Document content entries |
------------------------------------------------------------------------

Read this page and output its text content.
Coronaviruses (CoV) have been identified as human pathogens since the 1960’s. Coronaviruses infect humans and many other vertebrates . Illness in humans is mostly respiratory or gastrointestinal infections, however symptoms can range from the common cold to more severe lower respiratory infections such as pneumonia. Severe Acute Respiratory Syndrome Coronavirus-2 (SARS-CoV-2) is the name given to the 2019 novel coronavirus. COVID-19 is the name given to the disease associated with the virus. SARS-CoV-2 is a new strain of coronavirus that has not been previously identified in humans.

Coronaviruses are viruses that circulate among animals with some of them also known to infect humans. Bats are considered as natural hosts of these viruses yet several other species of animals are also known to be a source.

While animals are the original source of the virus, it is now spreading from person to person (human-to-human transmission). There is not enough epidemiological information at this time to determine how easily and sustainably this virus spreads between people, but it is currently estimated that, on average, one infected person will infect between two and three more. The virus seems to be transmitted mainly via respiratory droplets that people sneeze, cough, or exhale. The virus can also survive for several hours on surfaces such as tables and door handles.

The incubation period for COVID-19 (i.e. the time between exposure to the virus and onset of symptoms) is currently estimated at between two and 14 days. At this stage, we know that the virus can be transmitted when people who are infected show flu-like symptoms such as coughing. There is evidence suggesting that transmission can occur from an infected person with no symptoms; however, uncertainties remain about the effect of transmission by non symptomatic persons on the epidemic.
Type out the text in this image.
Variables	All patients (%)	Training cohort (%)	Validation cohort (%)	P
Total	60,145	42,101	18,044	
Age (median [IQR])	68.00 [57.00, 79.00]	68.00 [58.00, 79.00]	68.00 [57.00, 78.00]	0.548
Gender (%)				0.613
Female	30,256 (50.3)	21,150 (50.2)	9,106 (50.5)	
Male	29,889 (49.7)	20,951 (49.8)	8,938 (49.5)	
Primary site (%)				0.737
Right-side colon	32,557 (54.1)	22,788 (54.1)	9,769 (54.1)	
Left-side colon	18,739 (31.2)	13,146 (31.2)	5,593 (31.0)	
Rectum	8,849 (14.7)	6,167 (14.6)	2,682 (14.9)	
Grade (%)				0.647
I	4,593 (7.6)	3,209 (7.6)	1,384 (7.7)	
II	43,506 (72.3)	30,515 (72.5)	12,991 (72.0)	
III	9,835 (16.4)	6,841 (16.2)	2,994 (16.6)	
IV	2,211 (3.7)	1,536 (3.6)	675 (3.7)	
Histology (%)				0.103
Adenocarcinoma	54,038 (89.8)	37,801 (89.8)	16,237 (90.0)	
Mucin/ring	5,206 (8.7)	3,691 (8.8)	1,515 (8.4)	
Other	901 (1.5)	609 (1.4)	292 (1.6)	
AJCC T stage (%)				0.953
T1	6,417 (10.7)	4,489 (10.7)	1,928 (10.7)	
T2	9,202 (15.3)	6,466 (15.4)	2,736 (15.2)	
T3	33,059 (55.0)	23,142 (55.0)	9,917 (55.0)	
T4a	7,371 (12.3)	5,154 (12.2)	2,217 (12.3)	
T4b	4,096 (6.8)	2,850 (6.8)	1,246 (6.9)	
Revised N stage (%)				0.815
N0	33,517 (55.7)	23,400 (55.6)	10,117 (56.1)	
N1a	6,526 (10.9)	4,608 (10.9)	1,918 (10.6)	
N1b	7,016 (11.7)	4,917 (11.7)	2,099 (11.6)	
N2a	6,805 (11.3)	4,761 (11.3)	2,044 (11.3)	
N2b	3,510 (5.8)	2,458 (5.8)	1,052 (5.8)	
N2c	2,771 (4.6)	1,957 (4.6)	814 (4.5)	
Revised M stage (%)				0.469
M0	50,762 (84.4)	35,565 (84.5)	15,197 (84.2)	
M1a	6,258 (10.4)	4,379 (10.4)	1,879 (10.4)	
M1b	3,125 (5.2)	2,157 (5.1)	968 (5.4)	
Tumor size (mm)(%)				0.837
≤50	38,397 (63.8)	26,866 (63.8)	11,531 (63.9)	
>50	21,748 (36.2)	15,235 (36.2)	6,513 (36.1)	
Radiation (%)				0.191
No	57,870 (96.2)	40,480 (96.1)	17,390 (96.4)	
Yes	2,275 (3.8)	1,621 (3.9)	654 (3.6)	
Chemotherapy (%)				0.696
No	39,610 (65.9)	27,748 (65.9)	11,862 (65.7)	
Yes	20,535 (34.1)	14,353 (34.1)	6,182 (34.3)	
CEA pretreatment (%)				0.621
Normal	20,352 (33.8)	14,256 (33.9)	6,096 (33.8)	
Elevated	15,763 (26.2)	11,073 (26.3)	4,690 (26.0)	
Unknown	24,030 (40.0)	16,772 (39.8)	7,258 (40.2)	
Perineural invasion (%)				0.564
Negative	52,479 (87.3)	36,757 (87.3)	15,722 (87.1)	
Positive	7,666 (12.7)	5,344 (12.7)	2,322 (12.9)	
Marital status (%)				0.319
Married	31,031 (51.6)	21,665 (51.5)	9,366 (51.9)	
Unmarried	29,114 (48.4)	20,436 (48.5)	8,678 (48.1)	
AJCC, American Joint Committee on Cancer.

------------------------------------------------------------------------

Exercise brief | Every entry above should be given again exactly as shown.

Written reply |
Read this page and output its text content.
Coronaviruses (CoV) have been identified as human pathogens since the 1960’s. Coronaviruses infect humans and many other vertebrates . Illness in humans is mostly respiratory or gastrointestinal infections, however symptoms can range from the common cold to more severe lower respiratory infections such as pneumonia. Severe Acute Respiratory Syndrome Coronavirus-2 (SARS-CoV-2) is the name given to the 2019 novel coronavirus. COVID-19 is the name given to the disease associated with the virus. SARS-CoV-2 is a new strain of coronavirus that has not been previously identified in humans.

Coronaviruses are viruses that circulate among animals with some of them also known to infect humans. Bats are considered as natural hosts of these viruses yet several other species of animals are also known to be a source.

While animals are the original source of the virus, it is now spreading from person to person (human-to-human transmission). There is not enough epidemiological information at this time to determine how easily and sustainably this virus spreads between people, but it is currently estimated that, on average, one infected person will infect between two and three more. The virus seems to be transmitted mainly via respiratory droplets that people sneeze, cough, or exhale. The virus can also survive for several hours on surfaces such as tables and door handles.

The incubation period for COVID-19 (i.e. the time between exposure to the virus and onset of symptoms) is currently estimated at between two and 14 days. At this stage, we know that the virus can be transmitted when people who are infected show flu-like symptoms such as coughing. There is evidence suggesting that transmission can occur from an infected person with no symptoms; however, uncertainties remain about the effect of transmission by non symptomatic persons on the epidemic.
Type out the text in this image.
Variables	All patients (%)	Training cohort (%)	Validation cohort (%)	P
Total	60,145	42,101	18,044	
Age (median [IQR])	68.00 [57.00, 79.00]	68.00 [58.00, 79.00]	68.00 [57.00, 78.00]	0.548
Gender (%)				0.613
Female	30,256 (50.3)	21,150 (50.2)	9,106 (50.5)	
Male	29,889 (49.7)	20,951 (49.8)	8,938 (49.5)	
Primary site (%)				0.737
Right-side colon	32,557 (54.1)	22,788 (54.1)	9,769 (54.1)	
Left-side colon	18,739 (31.2)	13,146 (31.2)	5,593 (31.0)	
Rectum	8,849 (14.7)	6,167 (14.6)	2,682 (14.9)	
Grade (%)				0.647
I	4,593 (7.6)	3,209 (7.6)	1,384 (7.7)	
II	43,506 (72.3)	30,515 (72.5)	12,991 (72.0)	
III	9,835 (16.4)	6,841 (16.2)	2,994 (16.6)	
IV	2,211 (3.7)	1,536 (3.6)	675 (3.7)	
Histology (%)				0.103
Adenocarcinoma	54,038 (89.8)	37,801 (89.8)	16,237 (90.0)	
Mucin/ring	5,206 (8.7)	3,691 (8.8)	1,515 (8.4)	
Other	901 (1.5)	609 (1.4)	292 (1.6)	
AJCC T stage (%)				0.953
T1	6,417 (10.7)	4,489 (10.7)	1,928 (10.7)	
T2	9,202 (15.3)	6,466 (15.4)	2,736 (15.2)	
T3	33,059 (55.0)	23,142 (55.0)	9,917 (55.0)	
T4a	7,371 (12.3)	5,154 (12.2)	2,217 (12.3)	
T4b	4,096 (6.8)	2,850 (6.8)	1,246 (6.9)	
Revised N stage (%)				0.815
N0	33,517 (55.7)	23,400 (55.6)	10,117 (56.1)	
N1a	6,526 (10.9)	4,608 (10.9)	1,918 (10.6)	
N1b	7,016 (11.7)	4,917 (11.7)	2,099 (11.6)	
N2a	6,805 (11.3)	4,761 (11.3)	2,044 (11.3)	
N2b	3,510 (5.8)	2,458 (5.8)	1,052 (5.8)	
N2c	2,771 (4.6)	1,957 (4.6)	814 (4.5)	
Revised M stage (%)				0.469
M0	50,762 (84.4)	35,565 (84.5)	15,197 (84.2)	
M1a	6,258 (10.4)	4,379 (10.4)	1,879 (10.4)	
M1b	3,125 (5.2)	2,157 (5.1)	968 (5.4)	
Tumor size (mm)(%)				0.837
≤50	38,397 (63.8)	26,866 (63.8)	11,531 (63.9)	
>50	21,748 (36.2)	15,235 (36.2)	6,513 (36.1)	
Radiation (%)				0.191
No	57,870 (96.2)	40,480 (96.1)	17,390 (96.4)	
Yes	2,275 (3.8)	1,621 (3.9)	654 (3.6)	
Chemotherapy (%)				0.696
No	39,610 (65.9)	27,748 (65.9)	11,862 (65.7)	
Yes	20,535 (34.1)	14,353 (34.1)	6,182 (34.3)	
CEA pretreatment (%)				0.621
Normal	20,352 (33.8)	14,256 (33.9)	6,096 (33.8)	
Elevated	15,763 (26.2)	11,073 (26.3)	4,690 (26.0)	
Unknown	24,030 (40.0)	16,772 (39.8)	7,258 (40.2)	
Perineural invasion (%)				0.564
Negative	52,479 (87.3)	36,757 (87.3)	15,722 (87.1)	
Positive	7,666 (12.7)	5,344 (12.7)	2,322 (12.9)	
Marital status (%)				0.319
Married	31,031 (51.6)	21,665 (51.5)	9,366 (51.9)	
Unmarried	29,114 (48.4)	20,436 (48.5)	8,678 (48.1)	
AJCC, American Joint Committee on Cancer.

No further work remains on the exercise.